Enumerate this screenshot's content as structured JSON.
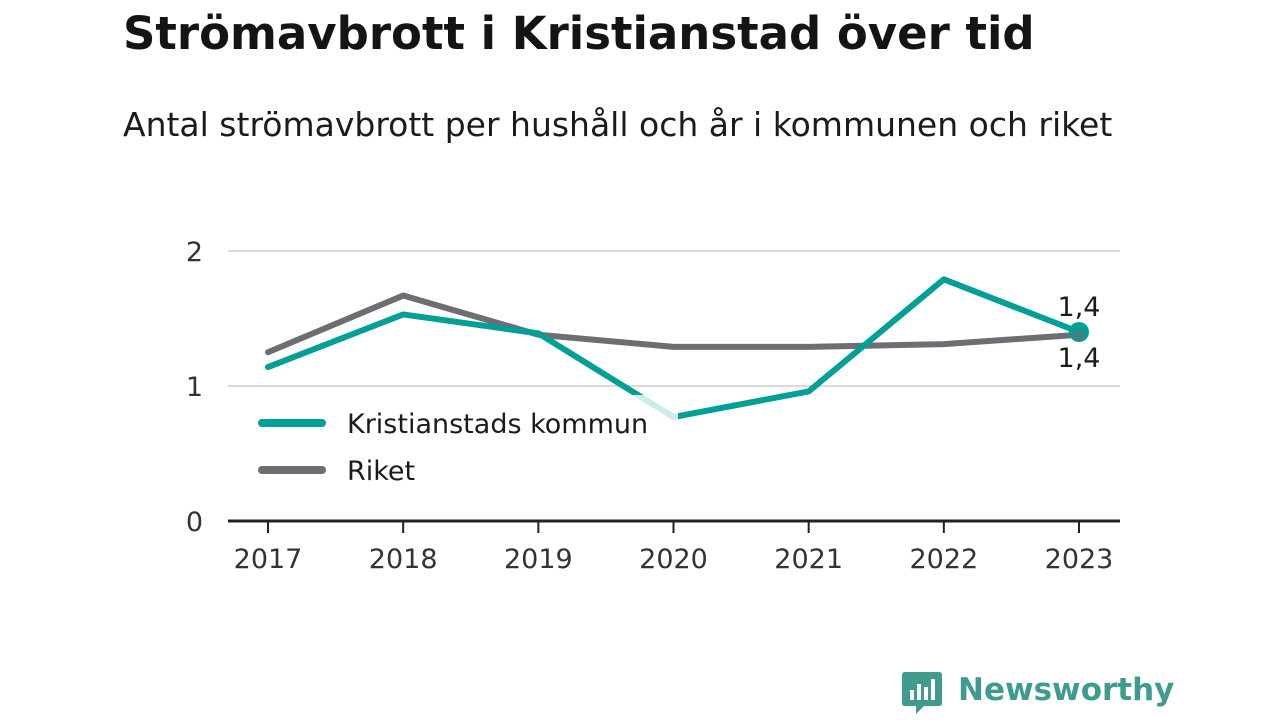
{
  "title": "Strömavbrott i Kristianstad över tid",
  "subtitle": "Antal strömavbrott per hushåll och år i kommunen och riket",
  "colors": {
    "kommun": "#00a096",
    "riket": "#6e6d73",
    "grid": "#dadada",
    "axis": "#222222",
    "brand": "#3f9b8e"
  },
  "chart_data": {
    "type": "line",
    "x": [
      "2017",
      "2018",
      "2019",
      "2020",
      "2021",
      "2022",
      "2023"
    ],
    "ylim": [
      0,
      2
    ],
    "yticks": [
      "0",
      "1",
      "2"
    ],
    "grid": true,
    "legend_position": "bottom-left",
    "series": [
      {
        "name": "Kristianstads kommun",
        "values": [
          1.14,
          1.53,
          1.39,
          0.77,
          0.96,
          1.79,
          1.4
        ]
      },
      {
        "name": "Riket",
        "values": [
          1.25,
          1.67,
          1.38,
          1.29,
          1.29,
          1.31,
          1.38
        ]
      }
    ],
    "end_labels": {
      "kommun": "1,4",
      "riket": "1,4"
    }
  },
  "brand": {
    "name": "Newsworthy",
    "logo_icon": "bar-chart-speech-bubble-icon"
  }
}
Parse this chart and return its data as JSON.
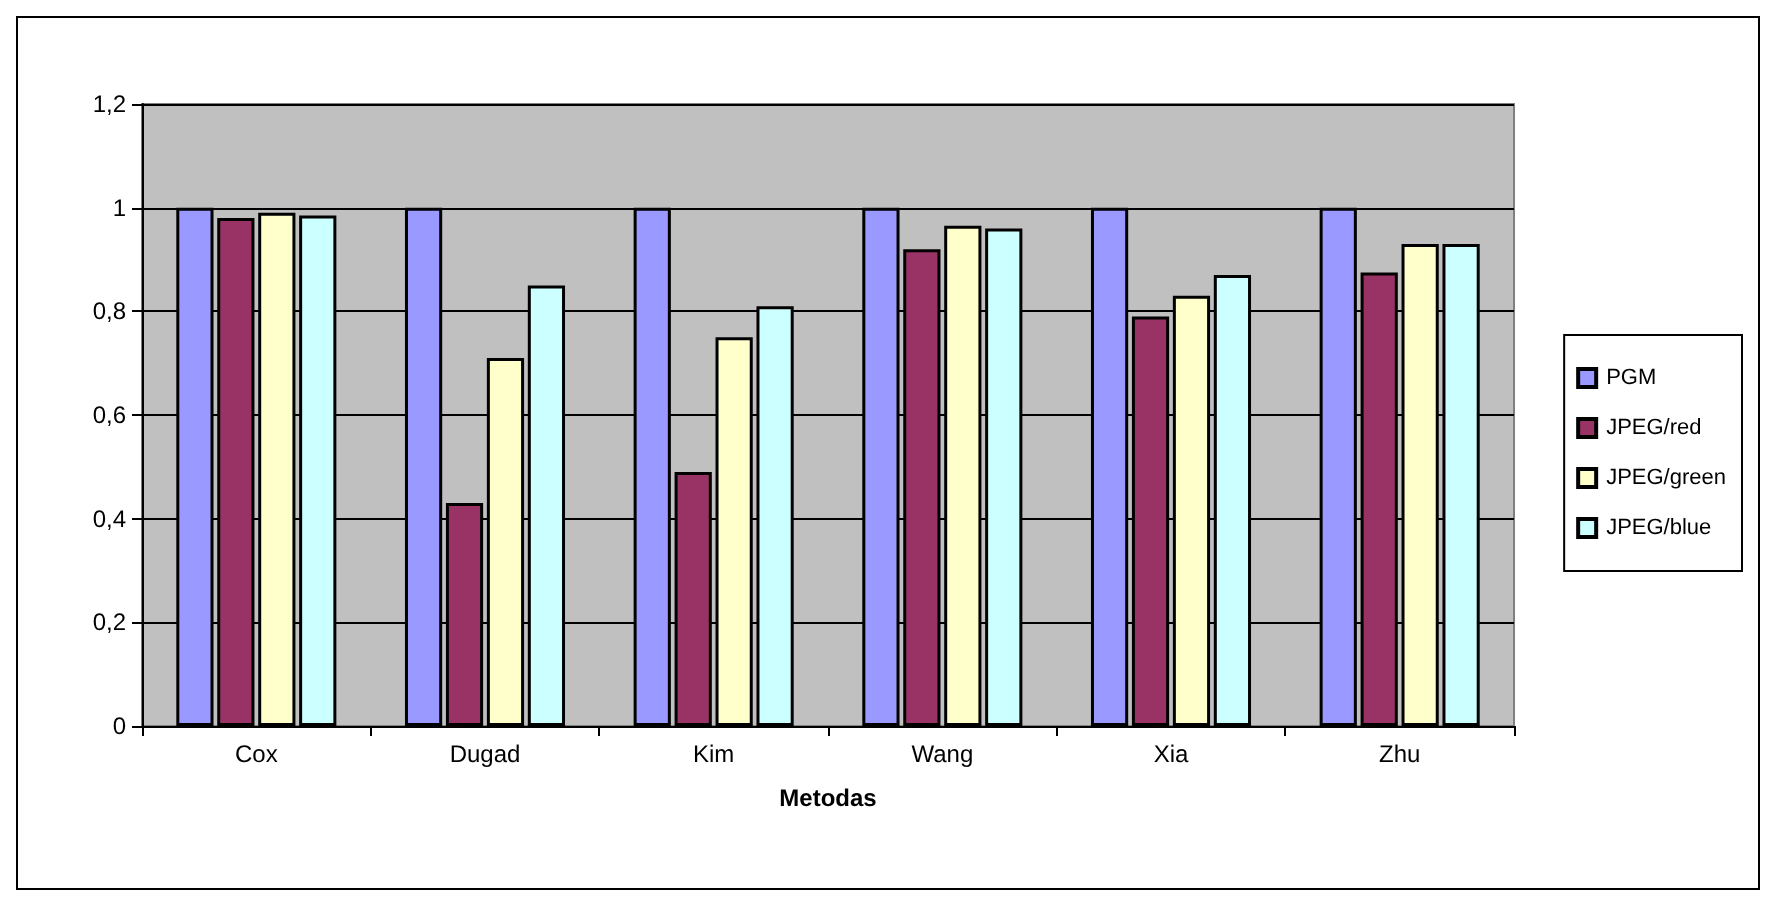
{
  "chart_data": {
    "type": "bar",
    "xlabel": "Metodas",
    "categories": [
      "Cox",
      "Dugad",
      "Kim",
      "Wang",
      "Xia",
      "Zhu"
    ],
    "series": [
      {
        "name": "PGM",
        "color": "#9999ff",
        "values": [
          1,
          1,
          1,
          1,
          1,
          1
        ]
      },
      {
        "name": "JPEG/red",
        "color": "#993366",
        "values": [
          0.98,
          0.43,
          0.49,
          0.92,
          0.79,
          0.875
        ]
      },
      {
        "name": "JPEG/green",
        "color": "#ffffcc",
        "values": [
          0.99,
          0.71,
          0.75,
          0.965,
          0.83,
          0.93
        ]
      },
      {
        "name": "JPEG/blue",
        "color": "#ccffff",
        "values": [
          0.985,
          0.85,
          0.81,
          0.96,
          0.87,
          0.93
        ]
      }
    ],
    "ylim": [
      0,
      1.2
    ],
    "yticks": [
      {
        "value": 0,
        "label": "0"
      },
      {
        "value": 0.2,
        "label": "0,2"
      },
      {
        "value": 0.4,
        "label": "0,4"
      },
      {
        "value": 0.6,
        "label": "0,6"
      },
      {
        "value": 0.8,
        "label": "0,8"
      },
      {
        "value": 1,
        "label": "1"
      },
      {
        "value": 1.2,
        "label": "1,2"
      }
    ],
    "grid": "y",
    "legend": "right"
  }
}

----------

**WHAT IS EXPECTED:** Report the number of lines in the entries above that include the word "this" and add nothing to it.

**FINAL ANSWER:** 2